* The problem: Copy everything from the line containing "List 38 of the" down to the line containing "y-tick-label: 100.000 bbox=[72, 162, 153, 181]", both ends included, keeping each line exactly as it appears in the listing.

* Excerpted records:
((
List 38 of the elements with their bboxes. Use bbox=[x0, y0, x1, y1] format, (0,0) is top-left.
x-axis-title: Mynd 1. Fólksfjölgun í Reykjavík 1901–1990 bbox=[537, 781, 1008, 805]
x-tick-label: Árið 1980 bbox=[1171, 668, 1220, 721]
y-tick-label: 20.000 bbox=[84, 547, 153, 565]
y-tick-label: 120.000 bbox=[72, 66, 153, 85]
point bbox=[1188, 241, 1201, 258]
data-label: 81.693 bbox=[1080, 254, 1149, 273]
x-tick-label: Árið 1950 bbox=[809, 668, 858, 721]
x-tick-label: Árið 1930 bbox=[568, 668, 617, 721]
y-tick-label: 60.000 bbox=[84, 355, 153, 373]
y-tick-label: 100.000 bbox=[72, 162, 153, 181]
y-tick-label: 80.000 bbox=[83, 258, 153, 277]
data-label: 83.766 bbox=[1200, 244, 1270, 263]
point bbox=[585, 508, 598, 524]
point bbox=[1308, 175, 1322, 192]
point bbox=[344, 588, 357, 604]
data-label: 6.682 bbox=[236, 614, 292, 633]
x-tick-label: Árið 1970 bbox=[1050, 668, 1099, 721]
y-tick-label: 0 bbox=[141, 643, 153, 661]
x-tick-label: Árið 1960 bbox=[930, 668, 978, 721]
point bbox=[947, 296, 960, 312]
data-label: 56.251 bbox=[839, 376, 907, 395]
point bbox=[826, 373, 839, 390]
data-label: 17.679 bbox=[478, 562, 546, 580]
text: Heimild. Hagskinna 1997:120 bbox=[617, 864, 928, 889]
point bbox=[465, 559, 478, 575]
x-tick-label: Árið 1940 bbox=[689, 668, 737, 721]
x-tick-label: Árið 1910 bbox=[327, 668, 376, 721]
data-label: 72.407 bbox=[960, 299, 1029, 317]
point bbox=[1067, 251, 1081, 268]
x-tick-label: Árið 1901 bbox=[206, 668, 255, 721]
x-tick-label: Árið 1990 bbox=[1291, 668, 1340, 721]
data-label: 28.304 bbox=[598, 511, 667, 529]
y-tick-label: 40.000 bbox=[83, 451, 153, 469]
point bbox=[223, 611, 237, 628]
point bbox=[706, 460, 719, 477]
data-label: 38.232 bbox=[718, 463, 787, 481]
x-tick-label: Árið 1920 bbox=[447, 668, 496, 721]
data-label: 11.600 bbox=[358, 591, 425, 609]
))
((
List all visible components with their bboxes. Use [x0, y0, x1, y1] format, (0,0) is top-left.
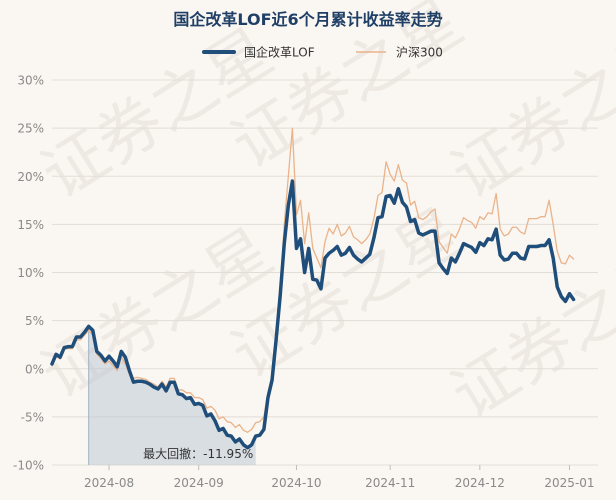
))
* Full solution:
List 38 of the elements with their bboxes. Use bbox=[x0, y0, x1, y1] format, (0,0) is top-left.
x-axis-title: Mynd 1. Fólksfjölgun í Reykjavík 1901–1990 bbox=[537, 781, 1008, 805]
x-tick-label: Árið 1980 bbox=[1171, 668, 1220, 721]
y-tick-label: 20.000 bbox=[84, 547, 153, 565]
y-tick-label: 120.000 bbox=[72, 66, 153, 85]
point bbox=[1188, 241, 1201, 258]
data-label: 81.693 bbox=[1080, 254, 1149, 273]
x-tick-label: Árið 1950 bbox=[809, 668, 858, 721]
x-tick-label: Árið 1930 bbox=[568, 668, 617, 721]
y-tick-label: 60.000 bbox=[84, 355, 153, 373]
y-tick-label: 100.000 bbox=[72, 162, 153, 181]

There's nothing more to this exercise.